§ Exercise description:
Transcribe each record exactly. Include every one.

Start Data records

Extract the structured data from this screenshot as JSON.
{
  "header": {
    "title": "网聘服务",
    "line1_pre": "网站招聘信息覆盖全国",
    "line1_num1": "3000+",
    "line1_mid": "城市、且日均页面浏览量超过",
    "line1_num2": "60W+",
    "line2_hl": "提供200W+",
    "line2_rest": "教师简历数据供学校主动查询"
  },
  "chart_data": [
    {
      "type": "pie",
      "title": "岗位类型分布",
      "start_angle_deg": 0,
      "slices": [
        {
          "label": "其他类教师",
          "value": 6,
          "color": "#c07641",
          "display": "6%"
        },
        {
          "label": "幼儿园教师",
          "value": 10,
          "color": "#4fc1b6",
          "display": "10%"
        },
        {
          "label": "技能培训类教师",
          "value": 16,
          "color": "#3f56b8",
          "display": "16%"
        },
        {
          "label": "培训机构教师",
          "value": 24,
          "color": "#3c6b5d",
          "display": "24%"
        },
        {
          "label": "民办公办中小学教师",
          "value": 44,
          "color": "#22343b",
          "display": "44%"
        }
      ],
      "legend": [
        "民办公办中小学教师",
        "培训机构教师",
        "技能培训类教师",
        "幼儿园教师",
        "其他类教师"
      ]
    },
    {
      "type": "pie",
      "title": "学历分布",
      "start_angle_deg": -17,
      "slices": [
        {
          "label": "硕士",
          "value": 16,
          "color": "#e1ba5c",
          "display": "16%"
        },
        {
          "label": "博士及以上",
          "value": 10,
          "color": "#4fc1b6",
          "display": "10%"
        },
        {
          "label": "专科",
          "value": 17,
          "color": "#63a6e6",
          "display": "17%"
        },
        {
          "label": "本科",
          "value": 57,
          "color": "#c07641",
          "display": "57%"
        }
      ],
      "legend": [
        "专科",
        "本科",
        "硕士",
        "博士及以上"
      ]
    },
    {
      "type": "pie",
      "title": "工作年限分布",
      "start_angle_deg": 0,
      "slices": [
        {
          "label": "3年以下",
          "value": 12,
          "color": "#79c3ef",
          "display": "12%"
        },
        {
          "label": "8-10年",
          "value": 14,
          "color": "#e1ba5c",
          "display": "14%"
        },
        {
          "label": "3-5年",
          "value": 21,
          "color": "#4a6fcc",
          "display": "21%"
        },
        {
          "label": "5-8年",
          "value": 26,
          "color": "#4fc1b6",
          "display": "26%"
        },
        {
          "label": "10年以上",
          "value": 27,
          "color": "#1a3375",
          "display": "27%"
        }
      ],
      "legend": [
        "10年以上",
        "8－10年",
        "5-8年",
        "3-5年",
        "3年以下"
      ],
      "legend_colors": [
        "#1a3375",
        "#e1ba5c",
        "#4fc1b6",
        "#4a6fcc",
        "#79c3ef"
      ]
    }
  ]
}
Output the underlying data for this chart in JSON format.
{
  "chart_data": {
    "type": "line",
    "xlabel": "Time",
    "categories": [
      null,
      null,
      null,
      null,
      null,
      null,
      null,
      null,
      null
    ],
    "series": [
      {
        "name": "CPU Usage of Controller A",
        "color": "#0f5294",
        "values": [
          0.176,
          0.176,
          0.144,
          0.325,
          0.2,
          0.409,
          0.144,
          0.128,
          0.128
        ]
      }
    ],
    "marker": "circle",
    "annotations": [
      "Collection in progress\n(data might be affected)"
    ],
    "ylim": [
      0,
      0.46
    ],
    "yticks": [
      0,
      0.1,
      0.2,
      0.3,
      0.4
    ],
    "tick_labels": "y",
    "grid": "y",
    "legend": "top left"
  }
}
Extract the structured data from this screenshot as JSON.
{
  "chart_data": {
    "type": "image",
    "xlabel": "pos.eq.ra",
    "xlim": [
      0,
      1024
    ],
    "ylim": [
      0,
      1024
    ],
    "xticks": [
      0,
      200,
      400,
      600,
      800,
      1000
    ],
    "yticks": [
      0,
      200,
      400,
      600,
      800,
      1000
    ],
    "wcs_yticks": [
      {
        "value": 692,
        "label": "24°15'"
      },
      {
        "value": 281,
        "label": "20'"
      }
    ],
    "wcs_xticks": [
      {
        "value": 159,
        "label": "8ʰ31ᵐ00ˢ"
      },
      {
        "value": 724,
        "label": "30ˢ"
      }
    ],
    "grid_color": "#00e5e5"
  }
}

End Data records

§ Solution for this exercise:
Extract the structured data from this screenshot as JSON.
{
  "header": {
    "title": "网聘服务",
    "line1_pre": "网站招聘信息覆盖全国",
    "line1_num1": "3000+",
    "line1_mid": "城市、且日均页面浏览量超过",
    "line1_num2": "60W+",
    "line2_hl": "提供200W+",
    "line2_rest": "教师简历数据供学校主动查询"
  },
  "chart_data": [
    {
      "type": "pie",
      "title": "岗位类型分布",
      "start_angle_deg": 0,
      "slices": [
        {
          "label": "其他类教师",
          "value": 6,
          "color": "#c07641",
          "display": "6%"
        },
        {
          "label": "幼儿园教师",
          "value": 10,
          "color": "#4fc1b6",
          "display": "10%"
        },
        {
          "label": "技能培训类教师",
          "value": 16,
          "color": "#3f56b8",
          "display": "16%"
        },
        {
          "label": "培训机构教师",
          "value": 24,
          "color": "#3c6b5d",
          "display": "24%"
        },
        {
          "label": "民办公办中小学教师",
          "value": 44,
          "color": "#22343b",
          "display": "44%"
        }
      ],
      "legend": [
        "民办公办中小学教师",
        "培训机构教师",
        "技能培训类教师",
        "幼儿园教师",
        "其他类教师"
      ]
    },
    {
      "type": "pie",
      "title": "学历分布",
      "start_angle_deg": -17,
      "slices": [
        {
          "label": "硕士",
          "value": 16,
          "color": "#e1ba5c",
          "display": "16%"
        },
        {
          "label": "博士及以上",
          "value": 10,
          "color": "#4fc1b6",
          "display": "10%"
        },
        {
          "label": "专科",
          "value": 17,
          "color": "#63a6e6",
          "display": "17%"
        },
        {
          "label": "本科",
          "value": 57,
          "color": "#c07641",
          "display": "57%"
        }
      ],
      "legend": [
        "专科",
        "本科",
        "硕士",
        "博士及以上"
      ]
    },
    {
      "type": "pie",
      "title": "工作年限分布",
      "start_angle_deg": 0,
      "slices": [
        {
          "label": "3年以下",
          "value": 12,
          "color": "#79c3ef",
          "display": "12%"
        },
        {
          "label": "8-10年",
          "value": 14,
          "color": "#e1ba5c",
          "display": "14%"
        },
        {
          "label": "3-5年",
          "value": 21,
          "color": "#4a6fcc",
          "display": "21%"
        },
        {
          "label": "5-8年",
          "value": 26,
          "color": "#4fc1b6",
          "display": "26%"
        },
        {
          "label": "10年以上",
          "value": 27,
          "color": "#1a3375",
          "display": "27%"
        }
      ],
      "legend": [
        "10年以上",
        "8－10年",
        "5-8年",
        "3-5年",
        "3年以下"
      ],
      "legend_colors": [
        "#1a3375",
        "#e1ba5c",
        "#4fc1b6",
        "#4a6fcc",
        "#79c3ef"
      ]
    }
  ]
}
Output the underlying data for this chart in JSON format.
{
  "chart_data": {
    "type": "line",
    "xlabel": "Time",
    "categories": [
      null,
      null,
      null,
      null,
      null,
      null,
      null,
      null,
      null
    ],
    "series": [
      {
        "name": "CPU Usage of Controller A",
        "color": "#0f5294",
        "values": [
          0.176,
          0.176,
          0.144,
          0.325,
          0.2,
          0.409,
          0.144,
          0.128,
          0.128
        ]
      }
    ],
    "marker": "circle",
    "annotations": [
      "Collection in progress\n(data might be affected)"
    ],
    "ylim": [
      0,
      0.46
    ],
    "yticks": [
      0,
      0.1,
      0.2,
      0.3,
      0.4
    ],
    "tick_labels": "y",
    "grid": "y",
    "legend": "top left"
  }
}
Extract the structured data from this screenshot as JSON.
{
  "chart_data": {
    "type": "image",
    "xlabel": "pos.eq.ra",
    "xlim": [
      0,
      1024
    ],
    "ylim": [
      0,
      1024
    ],
    "xticks": [
      0,
      200,
      400,
      600,
      800,
      1000
    ],
    "yticks": [
      0,
      200,
      400,
      600,
      800,
      1000
    ],
    "wcs_yticks": [
      {
        "value": 692,
        "label": "24°15'"
      },
      {
        "value": 281,
        "label": "20'"
      }
    ],
    "wcs_xticks": [
      {
        "value": 159,
        "label": "8ʰ31ᵐ00ˢ"
      },
      {
        "value": 724,
        "label": "30ˢ"
      }
    ],
    "grid_color": "#00e5e5"
  }
}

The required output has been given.